WRITTEN EXERCISE: Return all entries word for word, but drop any images.

[Data items]
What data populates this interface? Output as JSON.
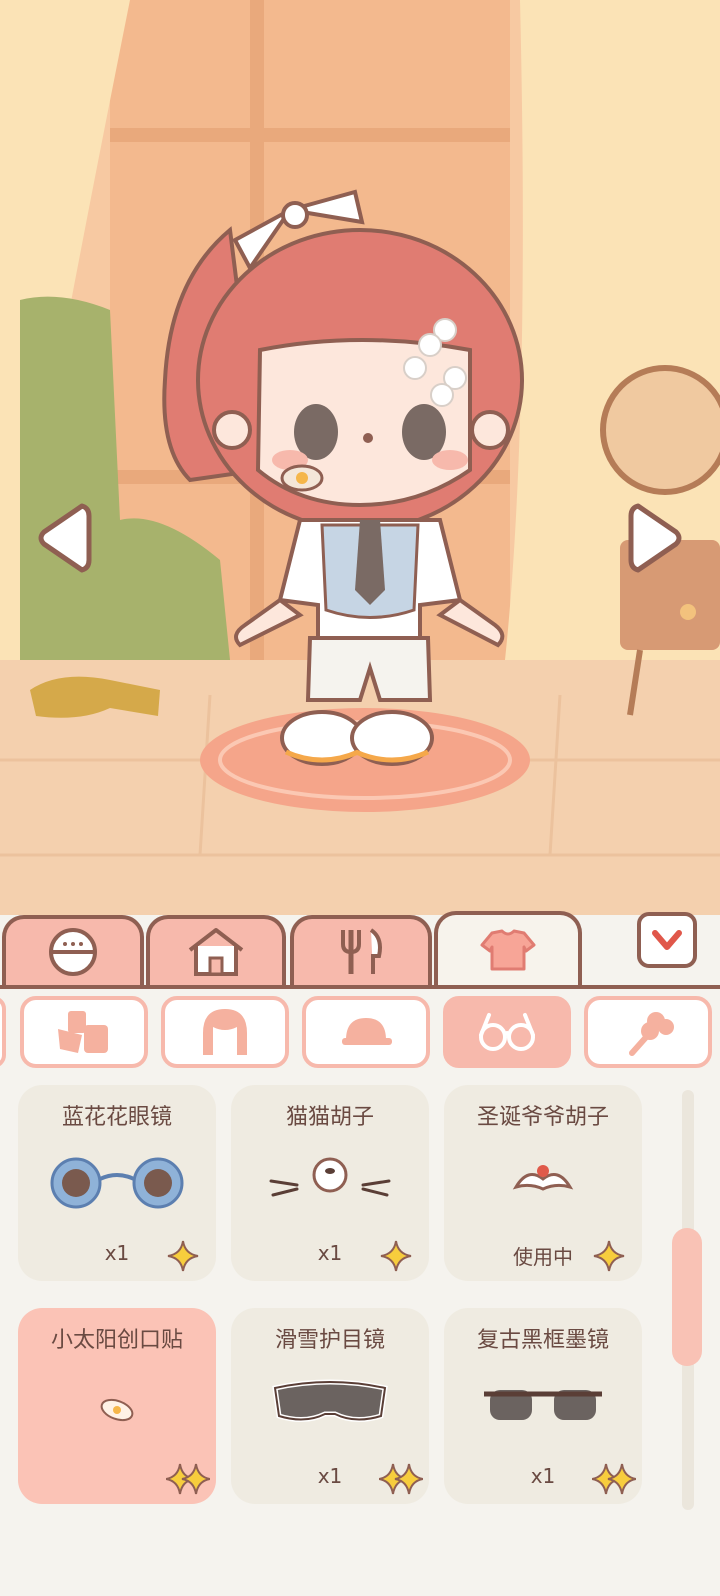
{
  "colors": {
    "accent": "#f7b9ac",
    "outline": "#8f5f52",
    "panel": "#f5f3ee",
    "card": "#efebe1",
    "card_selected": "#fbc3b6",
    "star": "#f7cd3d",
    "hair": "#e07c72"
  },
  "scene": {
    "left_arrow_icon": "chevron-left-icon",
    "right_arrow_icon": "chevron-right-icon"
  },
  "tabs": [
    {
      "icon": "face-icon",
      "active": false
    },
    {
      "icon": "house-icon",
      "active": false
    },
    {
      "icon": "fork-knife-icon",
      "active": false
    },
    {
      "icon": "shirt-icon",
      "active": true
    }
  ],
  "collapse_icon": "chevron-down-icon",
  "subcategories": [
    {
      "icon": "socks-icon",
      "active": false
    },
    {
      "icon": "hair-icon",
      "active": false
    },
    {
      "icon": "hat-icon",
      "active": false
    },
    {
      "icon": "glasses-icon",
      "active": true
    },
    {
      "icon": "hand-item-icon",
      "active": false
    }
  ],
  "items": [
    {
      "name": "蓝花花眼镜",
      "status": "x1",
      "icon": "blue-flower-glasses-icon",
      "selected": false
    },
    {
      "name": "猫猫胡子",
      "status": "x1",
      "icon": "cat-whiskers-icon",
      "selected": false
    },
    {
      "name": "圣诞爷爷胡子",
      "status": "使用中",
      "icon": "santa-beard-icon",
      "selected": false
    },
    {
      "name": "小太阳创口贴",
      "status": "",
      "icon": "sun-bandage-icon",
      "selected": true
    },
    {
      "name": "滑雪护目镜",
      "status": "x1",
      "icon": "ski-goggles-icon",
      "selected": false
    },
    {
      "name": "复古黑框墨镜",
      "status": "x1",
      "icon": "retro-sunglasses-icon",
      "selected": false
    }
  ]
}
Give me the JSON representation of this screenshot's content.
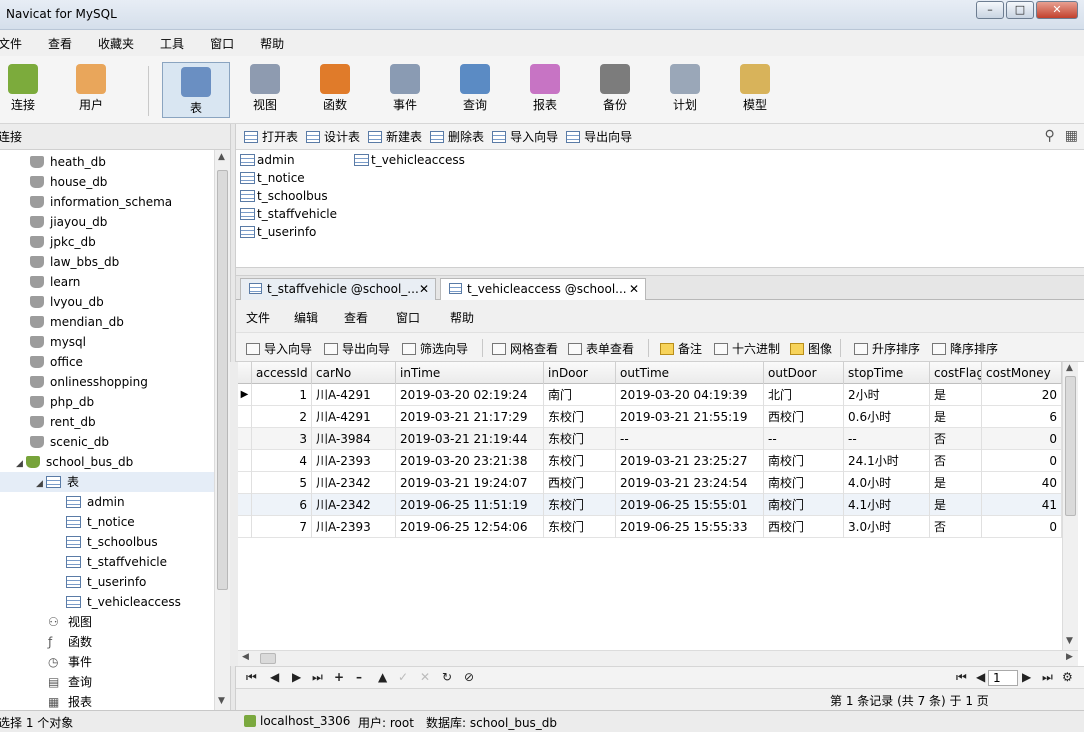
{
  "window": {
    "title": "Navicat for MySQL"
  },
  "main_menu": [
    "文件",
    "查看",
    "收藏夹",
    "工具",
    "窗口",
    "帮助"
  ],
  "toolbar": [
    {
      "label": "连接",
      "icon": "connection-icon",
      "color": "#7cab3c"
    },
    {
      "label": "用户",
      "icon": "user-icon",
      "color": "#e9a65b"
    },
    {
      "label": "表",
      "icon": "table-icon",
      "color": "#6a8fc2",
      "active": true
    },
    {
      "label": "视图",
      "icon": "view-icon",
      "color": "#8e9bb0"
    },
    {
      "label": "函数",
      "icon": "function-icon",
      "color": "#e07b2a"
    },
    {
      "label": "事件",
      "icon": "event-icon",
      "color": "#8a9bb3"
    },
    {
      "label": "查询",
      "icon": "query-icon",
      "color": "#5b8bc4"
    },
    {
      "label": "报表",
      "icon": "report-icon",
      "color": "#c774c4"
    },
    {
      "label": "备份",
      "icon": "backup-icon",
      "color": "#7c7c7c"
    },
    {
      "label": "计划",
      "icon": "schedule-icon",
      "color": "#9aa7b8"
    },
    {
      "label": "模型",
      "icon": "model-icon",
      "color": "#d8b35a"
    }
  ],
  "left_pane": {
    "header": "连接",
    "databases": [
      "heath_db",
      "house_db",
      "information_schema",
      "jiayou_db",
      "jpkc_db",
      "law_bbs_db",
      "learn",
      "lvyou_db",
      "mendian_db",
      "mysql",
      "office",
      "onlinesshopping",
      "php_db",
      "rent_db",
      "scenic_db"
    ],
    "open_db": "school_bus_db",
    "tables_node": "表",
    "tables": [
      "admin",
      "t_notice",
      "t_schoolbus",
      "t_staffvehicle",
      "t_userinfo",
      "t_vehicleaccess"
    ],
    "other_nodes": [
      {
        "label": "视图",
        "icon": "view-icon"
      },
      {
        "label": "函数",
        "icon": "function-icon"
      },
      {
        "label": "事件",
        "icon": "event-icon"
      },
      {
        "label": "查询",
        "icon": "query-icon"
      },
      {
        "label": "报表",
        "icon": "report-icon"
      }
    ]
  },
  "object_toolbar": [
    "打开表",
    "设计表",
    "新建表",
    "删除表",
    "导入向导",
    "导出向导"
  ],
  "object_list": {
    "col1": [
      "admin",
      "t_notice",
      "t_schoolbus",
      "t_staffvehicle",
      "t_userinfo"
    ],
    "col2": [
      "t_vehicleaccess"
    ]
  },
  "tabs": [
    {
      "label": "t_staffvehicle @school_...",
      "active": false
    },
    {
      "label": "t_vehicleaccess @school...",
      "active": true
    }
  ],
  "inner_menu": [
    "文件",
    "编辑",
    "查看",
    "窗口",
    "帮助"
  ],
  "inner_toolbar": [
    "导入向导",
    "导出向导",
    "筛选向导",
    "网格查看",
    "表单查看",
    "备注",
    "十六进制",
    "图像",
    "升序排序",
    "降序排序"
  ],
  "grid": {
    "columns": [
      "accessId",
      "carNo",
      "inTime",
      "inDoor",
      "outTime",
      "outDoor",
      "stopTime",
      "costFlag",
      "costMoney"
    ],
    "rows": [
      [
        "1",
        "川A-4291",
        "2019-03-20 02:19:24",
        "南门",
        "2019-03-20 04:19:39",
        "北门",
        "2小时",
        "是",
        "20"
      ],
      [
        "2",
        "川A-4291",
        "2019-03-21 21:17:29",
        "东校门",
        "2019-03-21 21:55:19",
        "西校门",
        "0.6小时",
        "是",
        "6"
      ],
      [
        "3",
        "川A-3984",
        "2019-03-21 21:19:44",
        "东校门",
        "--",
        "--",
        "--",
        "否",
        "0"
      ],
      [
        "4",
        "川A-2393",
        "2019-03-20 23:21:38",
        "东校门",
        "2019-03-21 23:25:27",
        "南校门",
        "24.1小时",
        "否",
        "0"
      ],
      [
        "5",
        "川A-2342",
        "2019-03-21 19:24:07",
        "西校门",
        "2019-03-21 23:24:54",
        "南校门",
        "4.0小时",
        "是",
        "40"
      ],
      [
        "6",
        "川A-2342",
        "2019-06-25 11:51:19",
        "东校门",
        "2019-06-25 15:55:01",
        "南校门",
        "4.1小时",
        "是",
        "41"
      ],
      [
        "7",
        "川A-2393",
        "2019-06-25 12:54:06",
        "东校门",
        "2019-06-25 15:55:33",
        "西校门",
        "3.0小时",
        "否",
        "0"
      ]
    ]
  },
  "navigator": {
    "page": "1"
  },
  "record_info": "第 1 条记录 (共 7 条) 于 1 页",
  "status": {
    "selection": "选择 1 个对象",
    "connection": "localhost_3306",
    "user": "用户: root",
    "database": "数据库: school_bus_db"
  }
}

TASK ANSWER:
What data populates this interface? Output as JSON.
{
  "colors": {
    "accent": "#f7b9ac",
    "outline": "#8f5f52",
    "panel": "#f5f3ee",
    "card": "#efebe1",
    "card_selected": "#fbc3b6",
    "star": "#f7cd3d",
    "hair": "#e07c72"
  },
  "scene": {
    "left_arrow_icon": "chevron-left-icon",
    "right_arrow_icon": "chevron-right-icon"
  },
  "tabs": [
    {
      "icon": "face-icon",
      "active": false
    },
    {
      "icon": "house-icon",
      "active": false
    },
    {
      "icon": "fork-knife-icon",
      "active": false
    },
    {
      "icon": "shirt-icon",
      "active": true
    }
  ],
  "collapse_icon": "chevron-down-icon",
  "subcategories": [
    {
      "icon": "socks-icon",
      "active": false
    },
    {
      "icon": "hair-icon",
      "active": false
    },
    {
      "icon": "hat-icon",
      "active": false
    },
    {
      "icon": "glasses-icon",
      "active": true
    },
    {
      "icon": "hand-item-icon",
      "active": false
    }
  ],
  "items": [
    {
      "name": "蓝花花眼镜",
      "status": "x1",
      "icon": "blue-flower-glasses-icon",
      "selected": false
    },
    {
      "name": "猫猫胡子",
      "status": "x1",
      "icon": "cat-whiskers-icon",
      "selected": false
    },
    {
      "name": "圣诞爷爷胡子",
      "status": "使用中",
      "icon": "santa-beard-icon",
      "selected": false
    },
    {
      "name": "小太阳创口贴",
      "status": "",
      "icon": "sun-bandage-icon",
      "selected": true
    },
    {
      "name": "滑雪护目镜",
      "status": "x1",
      "icon": "ski-goggles-icon",
      "selected": false
    },
    {
      "name": "复古黑框墨镜",
      "status": "x1",
      "icon": "retro-sunglasses-icon",
      "selected": false
    }
  ]
}
Give me the JSON representation of this screenshot's content.
{
  "window": {
    "title": "Navicat for MySQL"
  },
  "main_menu": [
    "文件",
    "查看",
    "收藏夹",
    "工具",
    "窗口",
    "帮助"
  ],
  "toolbar": [
    {
      "label": "连接",
      "icon": "connection-icon",
      "color": "#7cab3c"
    },
    {
      "label": "用户",
      "icon": "user-icon",
      "color": "#e9a65b"
    },
    {
      "label": "表",
      "icon": "table-icon",
      "color": "#6a8fc2",
      "active": true
    },
    {
      "label": "视图",
      "icon": "view-icon",
      "color": "#8e9bb0"
    },
    {
      "label": "函数",
      "icon": "function-icon",
      "color": "#e07b2a"
    },
    {
      "label": "事件",
      "icon": "event-icon",
      "color": "#8a9bb3"
    },
    {
      "label": "查询",
      "icon": "query-icon",
      "color": "#5b8bc4"
    },
    {
      "label": "报表",
      "icon": "report-icon",
      "color": "#c774c4"
    },
    {
      "label": "备份",
      "icon": "backup-icon",
      "color": "#7c7c7c"
    },
    {
      "label": "计划",
      "icon": "schedule-icon",
      "color": "#9aa7b8"
    },
    {
      "label": "模型",
      "icon": "model-icon",
      "color": "#d8b35a"
    }
  ],
  "left_pane": {
    "header": "连接",
    "databases": [
      "heath_db",
      "house_db",
      "information_schema",
      "jiayou_db",
      "jpkc_db",
      "law_bbs_db",
      "learn",
      "lvyou_db",
      "mendian_db",
      "mysql",
      "office",
      "onlinesshopping",
      "php_db",
      "rent_db",
      "scenic_db"
    ],
    "open_db": "school_bus_db",
    "tables_node": "表",
    "tables": [
      "admin",
      "t_notice",
      "t_schoolbus",
      "t_staffvehicle",
      "t_userinfo",
      "t_vehicleaccess"
    ],
    "other_nodes": [
      {
        "label": "视图",
        "icon": "view-icon"
      },
      {
        "label": "函数",
        "icon": "function-icon"
      },
      {
        "label": "事件",
        "icon": "event-icon"
      },
      {
        "label": "查询",
        "icon": "query-icon"
      },
      {
        "label": "报表",
        "icon": "report-icon"
      }
    ]
  },
  "object_toolbar": [
    "打开表",
    "设计表",
    "新建表",
    "删除表",
    "导入向导",
    "导出向导"
  ],
  "object_list": {
    "col1": [
      "admin",
      "t_notice",
      "t_schoolbus",
      "t_staffvehicle",
      "t_userinfo"
    ],
    "col2": [
      "t_vehicleaccess"
    ]
  },
  "tabs": [
    {
      "label": "t_staffvehicle @school_...",
      "active": false
    },
    {
      "label": "t_vehicleaccess @school...",
      "active": true
    }
  ],
  "inner_menu": [
    "文件",
    "编辑",
    "查看",
    "窗口",
    "帮助"
  ],
  "inner_toolbar": [
    "导入向导",
    "导出向导",
    "筛选向导",
    "网格查看",
    "表单查看",
    "备注",
    "十六进制",
    "图像",
    "升序排序",
    "降序排序"
  ],
  "grid": {
    "columns": [
      "accessId",
      "carNo",
      "inTime",
      "inDoor",
      "outTime",
      "outDoor",
      "stopTime",
      "costFlag",
      "costMoney"
    ],
    "rows": [
      [
        "1",
        "川A-4291",
        "2019-03-20 02:19:24",
        "南门",
        "2019-03-20 04:19:39",
        "北门",
        "2小时",
        "是",
        "20"
      ],
      [
        "2",
        "川A-4291",
        "2019-03-21 21:17:29",
        "东校门",
        "2019-03-21 21:55:19",
        "西校门",
        "0.6小时",
        "是",
        "6"
      ],
      [
        "3",
        "川A-3984",
        "2019-03-21 21:19:44",
        "东校门",
        "--",
        "--",
        "--",
        "否",
        "0"
      ],
      [
        "4",
        "川A-2393",
        "2019-03-20 23:21:38",
        "东校门",
        "2019-03-21 23:25:27",
        "南校门",
        "24.1小时",
        "否",
        "0"
      ],
      [
        "5",
        "川A-2342",
        "2019-03-21 19:24:07",
        "西校门",
        "2019-03-21 23:24:54",
        "南校门",
        "4.0小时",
        "是",
        "40"
      ],
      [
        "6",
        "川A-2342",
        "2019-06-25 11:51:19",
        "东校门",
        "2019-06-25 15:55:01",
        "南校门",
        "4.1小时",
        "是",
        "41"
      ],
      [
        "7",
        "川A-2393",
        "2019-06-25 12:54:06",
        "东校门",
        "2019-06-25 15:55:33",
        "西校门",
        "3.0小时",
        "否",
        "0"
      ]
    ]
  },
  "navigator": {
    "page": "1"
  },
  "record_info": "第 1 条记录 (共 7 条) 于 1 页",
  "status": {
    "selection": "选择 1 个对象",
    "connection": "localhost_3306",
    "user": "用户: root",
    "database": "数据库: school_bus_db"
  }
}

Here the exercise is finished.